• WHAT IS EXPECTED: Quote each line of the material verbatim, without the pictures.

--- Begin RECORDS SUPPLIED ---

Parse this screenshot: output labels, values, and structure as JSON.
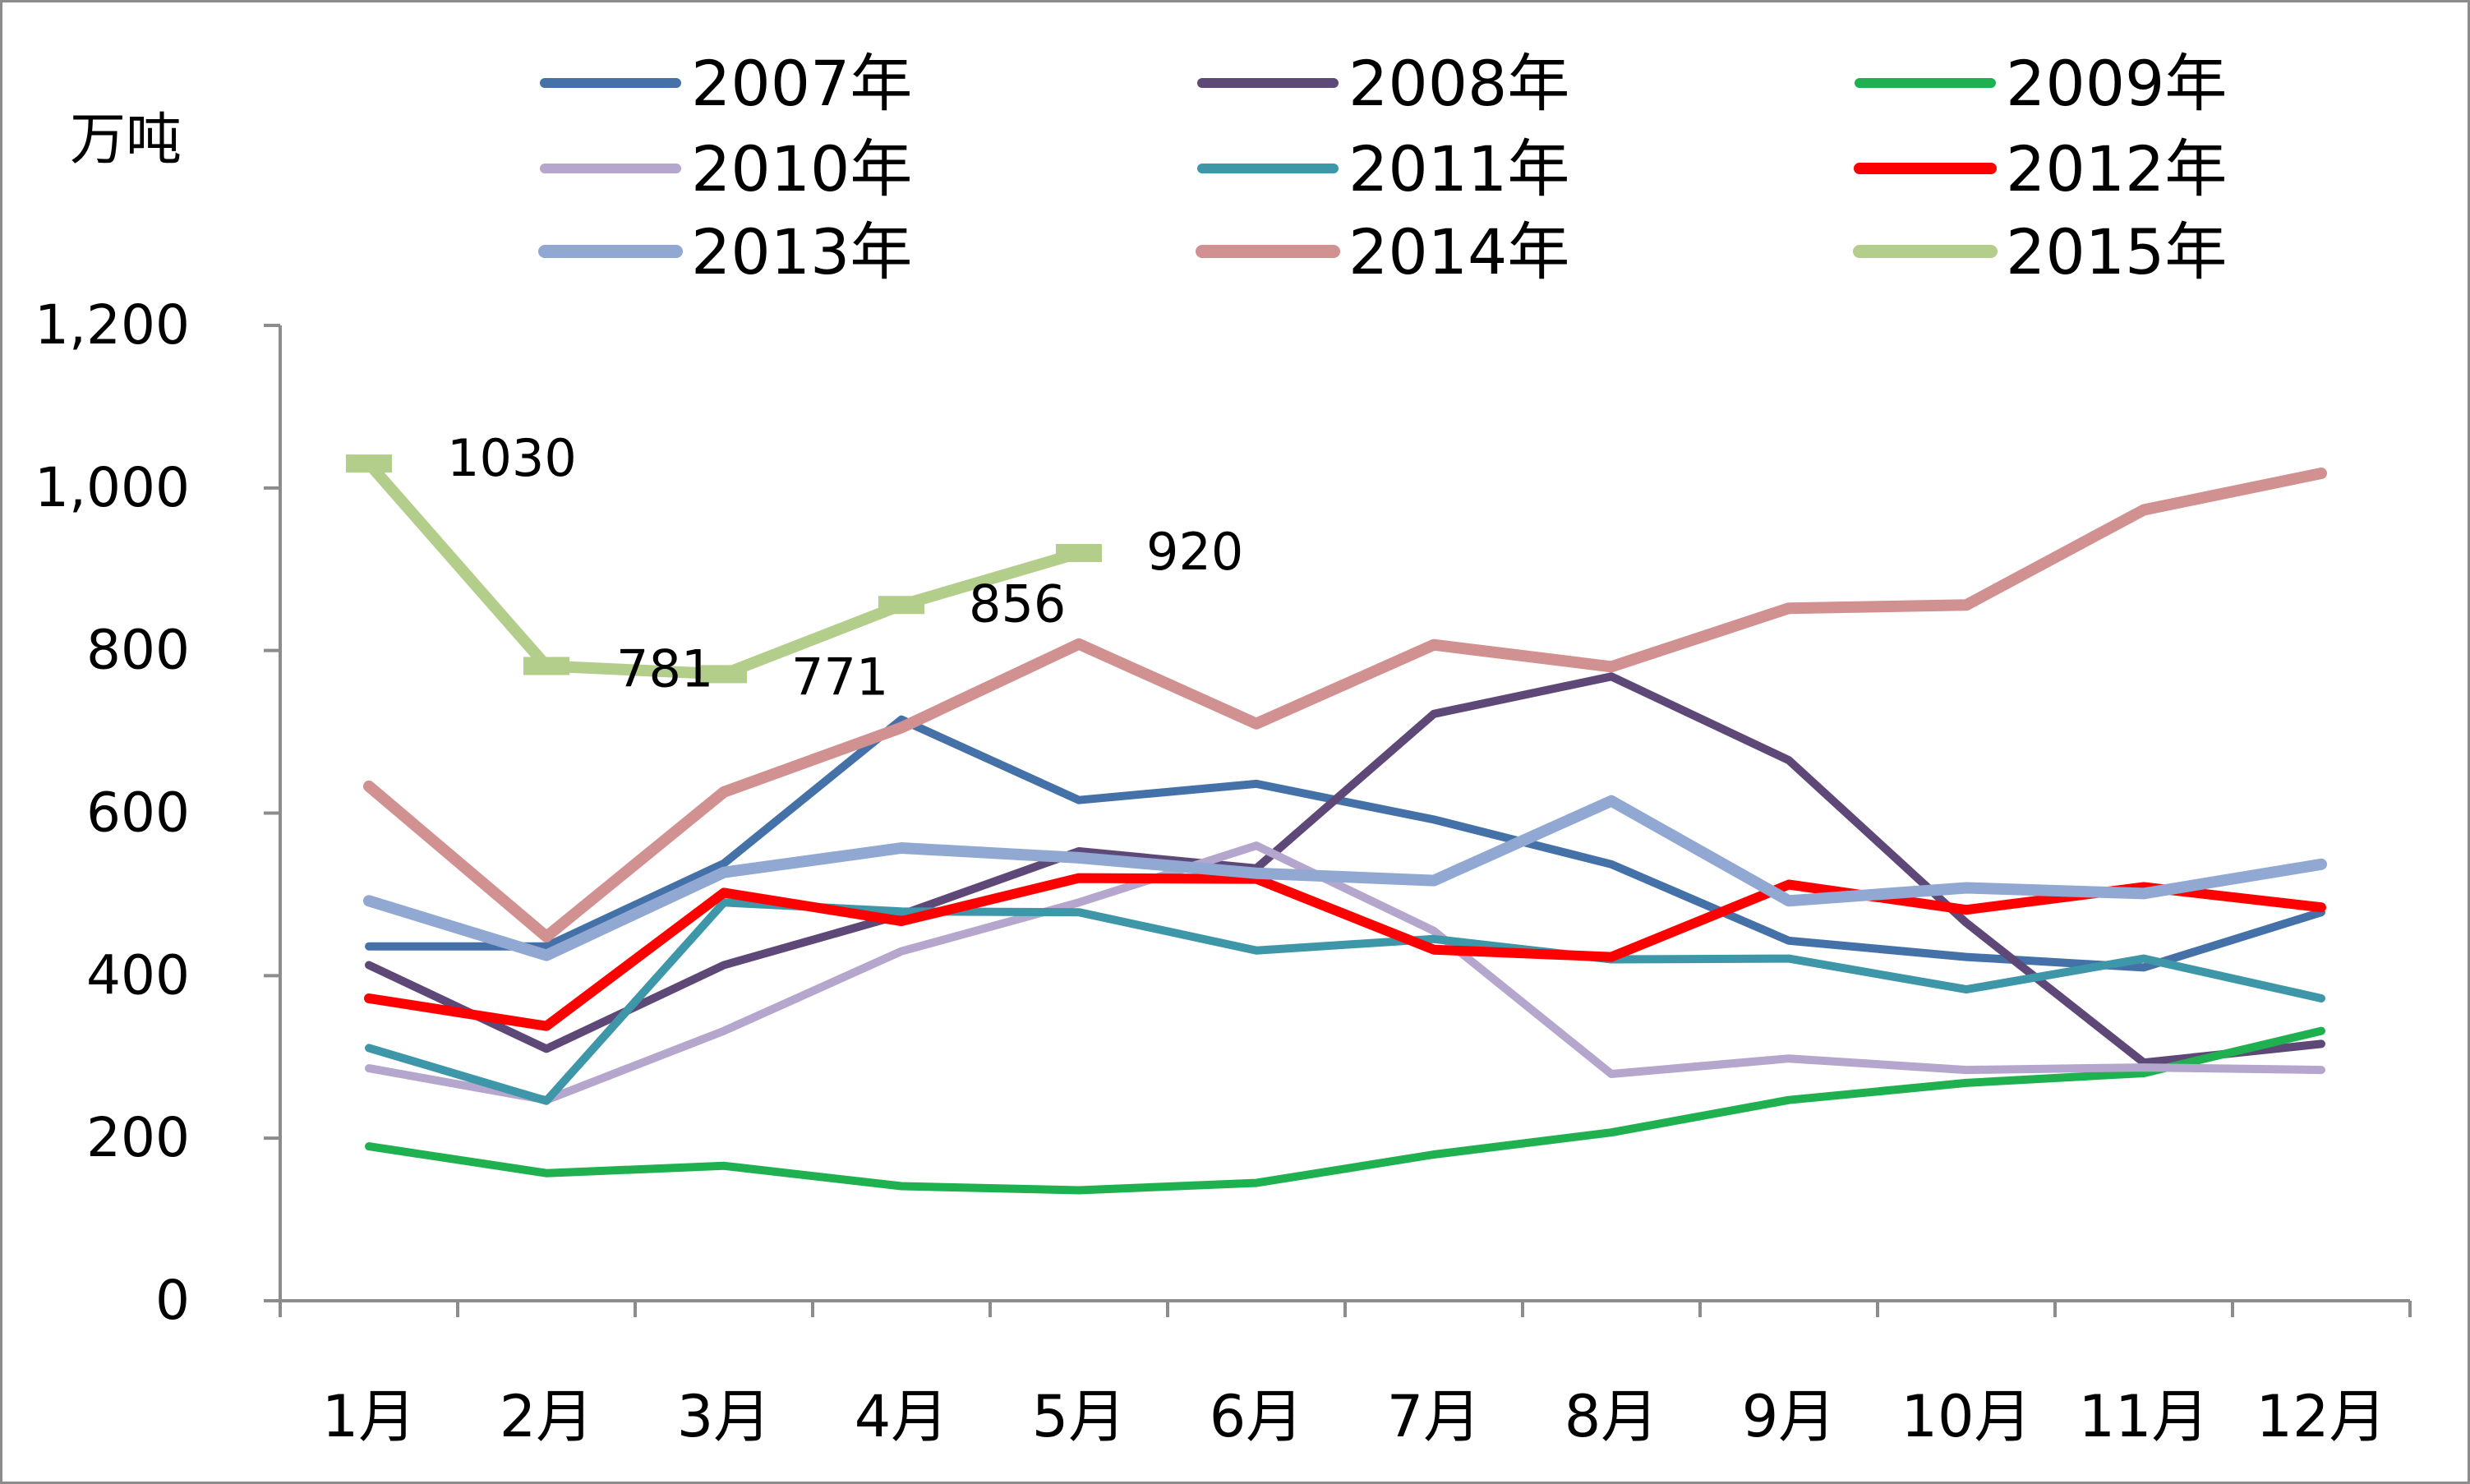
{
  "chart_data": {
    "type": "line",
    "ylabel": "万吨",
    "categories": [
      "1月",
      "2月",
      "3月",
      "4月",
      "5月",
      "6月",
      "7月",
      "8月",
      "9月",
      "10月",
      "11月",
      "12月"
    ],
    "ylim": [
      0,
      1200
    ],
    "yticks": [
      0,
      200,
      400,
      600,
      800,
      1000,
      1200
    ],
    "ytick_labels": [
      "0",
      "200",
      "400",
      "600",
      "800",
      "1,000",
      "1,200"
    ],
    "legend_position": "top",
    "grid": false,
    "series": [
      {
        "name": "2007年",
        "color": "#4471a8",
        "width": 10,
        "values": [
          436,
          436,
          538,
          715,
          616,
          636,
          592,
          537,
          443,
          423,
          410,
          478
        ]
      },
      {
        "name": "2008年",
        "color": "#5e4878",
        "width": 10,
        "values": [
          413,
          310,
          413,
          475,
          553,
          532,
          722,
          768,
          665,
          465,
          293,
          316
        ]
      },
      {
        "name": "2009年",
        "color": "#1fb14f",
        "width": 10,
        "values": [
          190,
          157,
          166,
          141,
          136,
          145,
          180,
          207,
          247,
          268,
          280,
          332
        ]
      },
      {
        "name": "2010年",
        "color": "#b4a6cc",
        "width": 10,
        "values": [
          286,
          247,
          332,
          430,
          490,
          560,
          455,
          279,
          298,
          284,
          287,
          284
        ]
      },
      {
        "name": "2011年",
        "color": "#3e96a9",
        "width": 10,
        "values": [
          311,
          246,
          490,
          479,
          478,
          431,
          445,
          420,
          421,
          383,
          421,
          372
        ]
      },
      {
        "name": "2012年",
        "color": "#ff0000",
        "width": 12,
        "values": [
          372,
          338,
          502,
          467,
          520,
          519,
          432,
          423,
          512,
          481,
          509,
          484
        ]
      },
      {
        "name": "2013年",
        "color": "#91a8d3",
        "width": 14,
        "values": [
          492,
          425,
          527,
          557,
          545,
          526,
          517,
          615,
          492,
          508,
          501,
          537
        ]
      },
      {
        "name": "2014年",
        "color": "#d19190",
        "width": 14,
        "values": [
          633,
          448,
          626,
          705,
          808,
          710,
          807,
          780,
          852,
          856,
          973,
          1018
        ]
      },
      {
        "name": "2015年",
        "color": "#b3cd8a",
        "width": 14,
        "values": [
          1030,
          781,
          771,
          856,
          920,
          null,
          null,
          null,
          null,
          null,
          null,
          null
        ]
      }
    ],
    "data_labels": [
      {
        "series": "2015年",
        "index": 0,
        "text": "1030"
      },
      {
        "series": "2015年",
        "index": 1,
        "text": "781"
      },
      {
        "series": "2015年",
        "index": 2,
        "text": "771"
      },
      {
        "series": "2015年",
        "index": 3,
        "text": "856"
      },
      {
        "series": "2015年",
        "index": 4,
        "text": "920"
      }
    ]
  }
}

--- End RECORDS SUPPLIED ---

• OUTPUT OF THE EXERCISE:
Parse this screenshot: output labels, values, and structure as JSON.
{
  "chart_data": {
    "type": "line",
    "ylabel": "万吨",
    "categories": [
      "1月",
      "2月",
      "3月",
      "4月",
      "5月",
      "6月",
      "7月",
      "8月",
      "9月",
      "10月",
      "11月",
      "12月"
    ],
    "ylim": [
      0,
      1200
    ],
    "yticks": [
      0,
      200,
      400,
      600,
      800,
      1000,
      1200
    ],
    "ytick_labels": [
      "0",
      "200",
      "400",
      "600",
      "800",
      "1,000",
      "1,200"
    ],
    "legend_position": "top",
    "grid": false,
    "series": [
      {
        "name": "2007年",
        "color": "#4471a8",
        "width": 10,
        "values": [
          436,
          436,
          538,
          715,
          616,
          636,
          592,
          537,
          443,
          423,
          410,
          478
        ]
      },
      {
        "name": "2008年",
        "color": "#5e4878",
        "width": 10,
        "values": [
          413,
          310,
          413,
          475,
          553,
          532,
          722,
          768,
          665,
          465,
          293,
          316
        ]
      },
      {
        "name": "2009年",
        "color": "#1fb14f",
        "width": 10,
        "values": [
          190,
          157,
          166,
          141,
          136,
          145,
          180,
          207,
          247,
          268,
          280,
          332
        ]
      },
      {
        "name": "2010年",
        "color": "#b4a6cc",
        "width": 10,
        "values": [
          286,
          247,
          332,
          430,
          490,
          560,
          455,
          279,
          298,
          284,
          287,
          284
        ]
      },
      {
        "name": "2011年",
        "color": "#3e96a9",
        "width": 10,
        "values": [
          311,
          246,
          490,
          479,
          478,
          431,
          445,
          420,
          421,
          383,
          421,
          372
        ]
      },
      {
        "name": "2012年",
        "color": "#ff0000",
        "width": 12,
        "values": [
          372,
          338,
          502,
          467,
          520,
          519,
          432,
          423,
          512,
          481,
          509,
          484
        ]
      },
      {
        "name": "2013年",
        "color": "#91a8d3",
        "width": 14,
        "values": [
          492,
          425,
          527,
          557,
          545,
          526,
          517,
          615,
          492,
          508,
          501,
          537
        ]
      },
      {
        "name": "2014年",
        "color": "#d19190",
        "width": 14,
        "values": [
          633,
          448,
          626,
          705,
          808,
          710,
          807,
          780,
          852,
          856,
          973,
          1018
        ]
      },
      {
        "name": "2015年",
        "color": "#b3cd8a",
        "width": 14,
        "values": [
          1030,
          781,
          771,
          856,
          920,
          null,
          null,
          null,
          null,
          null,
          null,
          null
        ]
      }
    ],
    "data_labels": [
      {
        "series": "2015年",
        "index": 0,
        "text": "1030"
      },
      {
        "series": "2015年",
        "index": 1,
        "text": "781"
      },
      {
        "series": "2015年",
        "index": 2,
        "text": "771"
      },
      {
        "series": "2015年",
        "index": 3,
        "text": "856"
      },
      {
        "series": "2015年",
        "index": 4,
        "text": "920"
      }
    ]
  }
}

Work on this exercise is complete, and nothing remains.